To do: With the pictures left out, copy the listing below exactly.

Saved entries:
+===+
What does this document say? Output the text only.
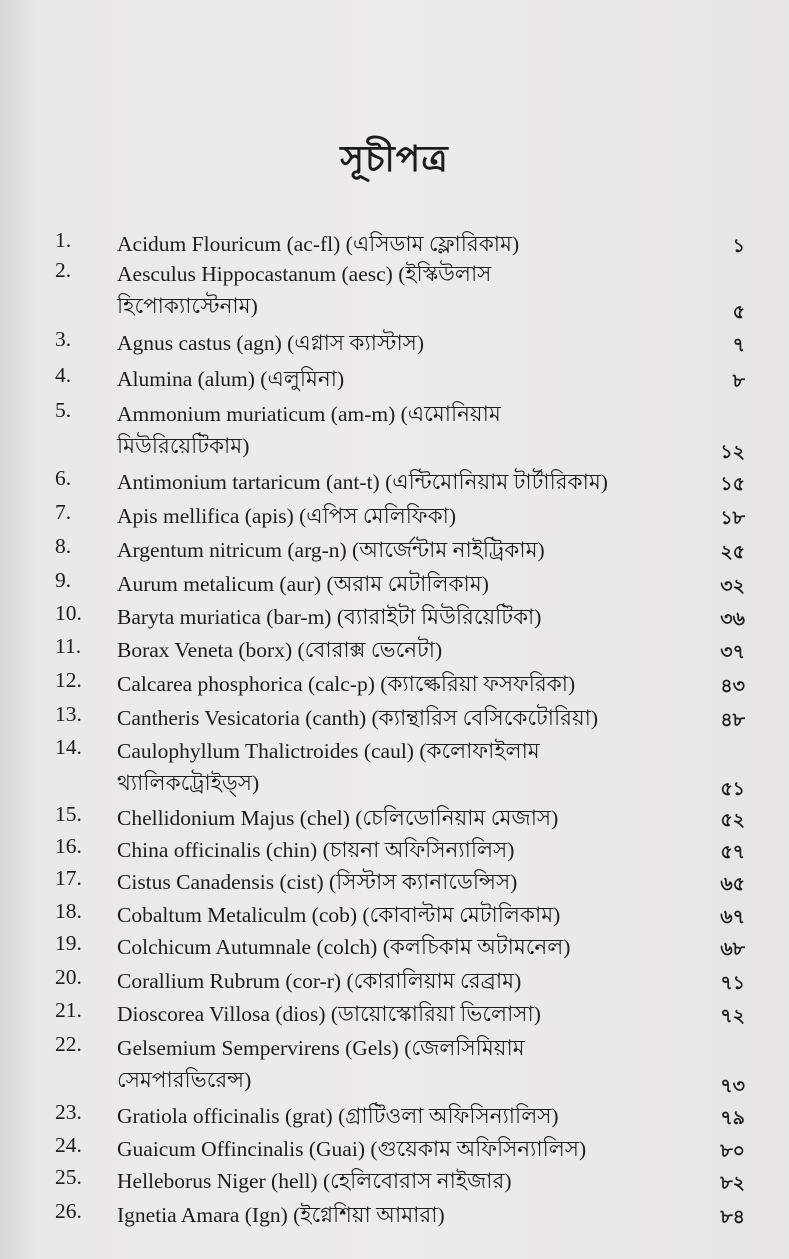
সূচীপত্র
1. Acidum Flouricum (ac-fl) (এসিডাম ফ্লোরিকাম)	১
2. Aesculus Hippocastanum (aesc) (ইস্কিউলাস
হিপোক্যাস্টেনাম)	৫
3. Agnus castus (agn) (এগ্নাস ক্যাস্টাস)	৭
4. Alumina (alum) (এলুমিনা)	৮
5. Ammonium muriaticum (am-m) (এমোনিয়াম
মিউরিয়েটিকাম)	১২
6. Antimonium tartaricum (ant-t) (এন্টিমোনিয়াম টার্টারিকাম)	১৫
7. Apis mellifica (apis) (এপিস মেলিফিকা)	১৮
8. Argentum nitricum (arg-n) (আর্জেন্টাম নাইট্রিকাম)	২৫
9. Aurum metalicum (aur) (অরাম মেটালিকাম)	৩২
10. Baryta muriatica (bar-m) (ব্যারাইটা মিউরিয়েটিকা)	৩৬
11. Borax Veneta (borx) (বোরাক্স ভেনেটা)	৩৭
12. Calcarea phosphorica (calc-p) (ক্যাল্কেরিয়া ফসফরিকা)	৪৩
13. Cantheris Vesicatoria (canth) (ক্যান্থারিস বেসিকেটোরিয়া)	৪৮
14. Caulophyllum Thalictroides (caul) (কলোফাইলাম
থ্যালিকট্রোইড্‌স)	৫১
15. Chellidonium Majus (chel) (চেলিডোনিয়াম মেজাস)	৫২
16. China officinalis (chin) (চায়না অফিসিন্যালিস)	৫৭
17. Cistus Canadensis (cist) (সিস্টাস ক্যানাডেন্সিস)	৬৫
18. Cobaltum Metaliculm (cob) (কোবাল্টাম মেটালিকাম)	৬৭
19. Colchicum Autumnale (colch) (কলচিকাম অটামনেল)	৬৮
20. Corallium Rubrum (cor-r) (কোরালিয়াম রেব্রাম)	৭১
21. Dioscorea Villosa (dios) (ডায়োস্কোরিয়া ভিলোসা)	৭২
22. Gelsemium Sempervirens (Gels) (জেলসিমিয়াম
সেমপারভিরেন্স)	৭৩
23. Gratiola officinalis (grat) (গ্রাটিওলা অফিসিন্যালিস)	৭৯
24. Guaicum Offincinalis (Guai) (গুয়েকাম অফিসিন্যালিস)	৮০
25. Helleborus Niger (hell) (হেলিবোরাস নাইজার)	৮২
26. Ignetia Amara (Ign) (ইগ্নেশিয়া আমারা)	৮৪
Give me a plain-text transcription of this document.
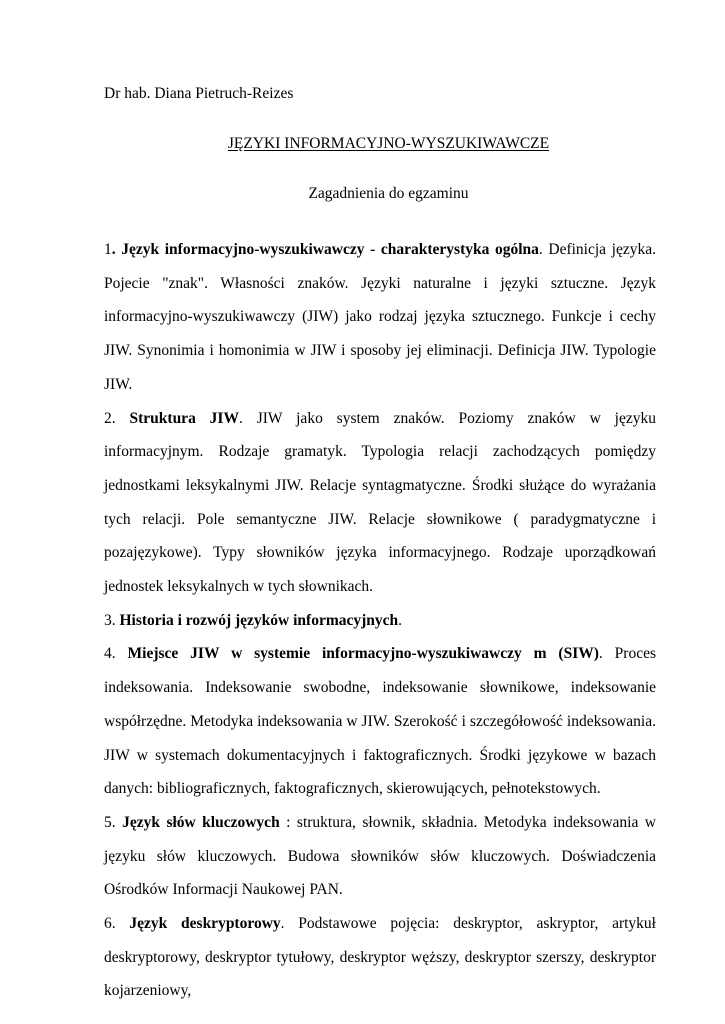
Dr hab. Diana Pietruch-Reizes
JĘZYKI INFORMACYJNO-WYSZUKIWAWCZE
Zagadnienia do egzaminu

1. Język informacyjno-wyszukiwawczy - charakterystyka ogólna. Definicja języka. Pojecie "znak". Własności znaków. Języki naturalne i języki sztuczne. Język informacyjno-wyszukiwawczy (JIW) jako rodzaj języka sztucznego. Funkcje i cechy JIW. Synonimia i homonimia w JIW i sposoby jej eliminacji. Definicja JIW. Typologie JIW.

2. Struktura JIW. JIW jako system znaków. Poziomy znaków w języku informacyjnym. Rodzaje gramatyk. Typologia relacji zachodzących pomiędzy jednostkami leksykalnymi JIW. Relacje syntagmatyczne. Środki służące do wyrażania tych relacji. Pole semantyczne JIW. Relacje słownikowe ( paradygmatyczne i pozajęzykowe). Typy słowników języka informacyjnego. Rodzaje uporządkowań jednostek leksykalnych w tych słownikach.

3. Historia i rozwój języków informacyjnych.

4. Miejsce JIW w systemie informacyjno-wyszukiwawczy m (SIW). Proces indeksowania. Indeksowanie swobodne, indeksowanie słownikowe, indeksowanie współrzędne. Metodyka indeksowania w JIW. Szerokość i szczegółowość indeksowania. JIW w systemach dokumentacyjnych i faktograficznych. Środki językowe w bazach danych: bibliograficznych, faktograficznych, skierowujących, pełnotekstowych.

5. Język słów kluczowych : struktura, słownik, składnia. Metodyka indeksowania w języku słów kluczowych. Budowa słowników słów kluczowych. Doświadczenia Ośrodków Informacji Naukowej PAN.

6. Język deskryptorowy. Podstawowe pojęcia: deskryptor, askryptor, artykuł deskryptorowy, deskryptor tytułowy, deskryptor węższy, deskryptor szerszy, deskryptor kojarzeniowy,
+===+
Right answer:
What does this document say? Output the text only.
সূচীপত্র
1. Acidum Flouricum (ac-fl) (এসিডাম ফ্লোরিকাম)	১
2. Aesculus Hippocastanum (aesc) (ইস্কিউলাস
হিপোক্যাস্টেনাম)	৫
3. Agnus castus (agn) (এগ্নাস ক্যাস্টাস)	৭
4. Alumina (alum) (এলুমিনা)	৮
5. Ammonium muriaticum (am-m) (এমোনিয়াম
মিউরিয়েটিকাম)	১২
6. Antimonium tartaricum (ant-t) (এন্টিমোনিয়াম টার্টারিকাম)	১৫
7. Apis mellifica (apis) (এপিস মেলিফিকা)	১৮
8. Argentum nitricum (arg-n) (আর্জেন্টাম নাইট্রিকাম)	২৫
9. Aurum metalicum (aur) (অরাম মেটালিকাম)	৩২
10. Baryta muriatica (bar-m) (ব্যারাইটা মিউরিয়েটিকা)	৩৬
11. Borax Veneta (borx) (বোরাক্স ভেনেটা)	৩৭
12. Calcarea phosphorica (calc-p) (ক্যাল্কেরিয়া ফসফরিকা)	৪৩
13. Cantheris Vesicatoria (canth) (ক্যান্থারিস বেসিকেটোরিয়া)	৪৮
14. Caulophyllum Thalictroides (caul) (কলোফাইলাম
থ্যালিকট্রোইড্‌স)	৫১
15. Chellidonium Majus (chel) (চেলিডোনিয়াম মেজাস)	৫২
16. China officinalis (chin) (চায়না অফিসিন্যালিস)	৫৭
17. Cistus Canadensis (cist) (সিস্টাস ক্যানাডেন্সিস)	৬৫
18. Cobaltum Metaliculm (cob) (কোবাল্টাম মেটালিকাম)	৬৭
19. Colchicum Autumnale (colch) (কলচিকাম অটামনেল)	৬৮
20. Corallium Rubrum (cor-r) (কোরালিয়াম রেব্রাম)	৭১
21. Dioscorea Villosa (dios) (ডায়োস্কোরিয়া ভিলোসা)	৭২
22. Gelsemium Sempervirens (Gels) (জেলসিমিয়াম
সেমপারভিরেন্স)	৭৩
23. Gratiola officinalis (grat) (গ্রাটিওলা অফিসিন্যালিস)	৭৯
24. Guaicum Offincinalis (Guai) (গুয়েকাম অফিসিন্যালিস)	৮০
25. Helleborus Niger (hell) (হেলিবোরাস নাইজার)	৮২
26. Ignetia Amara (Ign) (ইগ্নেশিয়া আমারা)	৮৪
Give me a plain-text transcription of this document.
Dr hab. Diana Pietruch-Reizes
JĘZYKI INFORMACYJNO-WYSZUKIWAWCZE
Zagadnienia do egzaminu

1. Język informacyjno-wyszukiwawczy - charakterystyka ogólna. Definicja języka. Pojecie "znak". Własności znaków. Języki naturalne i języki sztuczne. Język informacyjno-wyszukiwawczy (JIW) jako rodzaj języka sztucznego. Funkcje i cechy JIW. Synonimia i homonimia w JIW i sposoby jej eliminacji. Definicja JIW. Typologie JIW.

2. Struktura JIW. JIW jako system znaków. Poziomy znaków w języku informacyjnym. Rodzaje gramatyk. Typologia relacji zachodzących pomiędzy jednostkami leksykalnymi JIW. Relacje syntagmatyczne. Środki służące do wyrażania tych relacji. Pole semantyczne JIW. Relacje słownikowe ( paradygmatyczne i pozajęzykowe). Typy słowników języka informacyjnego. Rodzaje uporządkowań jednostek leksykalnych w tych słownikach.

3. Historia i rozwój języków informacyjnych.

4. Miejsce JIW w systemie informacyjno-wyszukiwawczy m (SIW). Proces indeksowania. Indeksowanie swobodne, indeksowanie słownikowe, indeksowanie współrzędne. Metodyka indeksowania w JIW. Szerokość i szczegółowość indeksowania. JIW w systemach dokumentacyjnych i faktograficznych. Środki językowe w bazach danych: bibliograficznych, faktograficznych, skierowujących, pełnotekstowych.

5. Język słów kluczowych : struktura, słownik, składnia. Metodyka indeksowania w języku słów kluczowych. Budowa słowników słów kluczowych. Doświadczenia Ośrodków Informacji Naukowej PAN.

6. Język deskryptorowy. Podstawowe pojęcia: deskryptor, askryptor, artykuł deskryptorowy, deskryptor tytułowy, deskryptor węższy, deskryptor szerszy, deskryptor kojarzeniowy,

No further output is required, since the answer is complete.